___ Recorded information

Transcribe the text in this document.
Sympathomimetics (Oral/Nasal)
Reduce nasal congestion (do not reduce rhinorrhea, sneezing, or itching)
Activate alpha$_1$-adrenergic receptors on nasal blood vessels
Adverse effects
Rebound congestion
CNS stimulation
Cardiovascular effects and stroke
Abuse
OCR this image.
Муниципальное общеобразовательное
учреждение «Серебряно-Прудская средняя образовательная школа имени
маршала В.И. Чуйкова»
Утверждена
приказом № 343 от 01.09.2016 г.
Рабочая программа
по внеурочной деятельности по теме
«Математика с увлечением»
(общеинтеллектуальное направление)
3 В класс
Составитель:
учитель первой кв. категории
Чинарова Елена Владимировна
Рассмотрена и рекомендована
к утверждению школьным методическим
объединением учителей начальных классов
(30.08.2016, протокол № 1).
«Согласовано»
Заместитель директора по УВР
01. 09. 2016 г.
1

______

__Task goal__: Transcribe the full listing above without leaving anything out.

__Response to this task__:
Transcribe the text in this document.
Sympathomimetics (Oral/Nasal)
Reduce nasal congestion (do not reduce rhinorrhea, sneezing, or itching)
Activate alpha$_1$-adrenergic receptors on nasal blood vessels
Adverse effects
Rebound congestion
CNS stimulation
Cardiovascular effects and stroke
Abuse
OCR this image.
Муниципальное общеобразовательное
учреждение «Серебряно-Прудская средняя образовательная школа имени
маршала В.И. Чуйкова»
Утверждена
приказом № 343 от 01.09.2016 г.
Рабочая программа
по внеурочной деятельности по теме
«Математика с увлечением»
(общеинтеллектуальное направление)
3 В класс
Составитель:
учитель первой кв. категории
Чинарова Елена Владимировна
Рассмотрена и рекомендована
к утверждению школьным методическим
объединением учителей начальных классов
(30.08.2016, протокол № 1).
«Согласовано»
Заместитель директора по УВР
01. 09. 2016 г.
1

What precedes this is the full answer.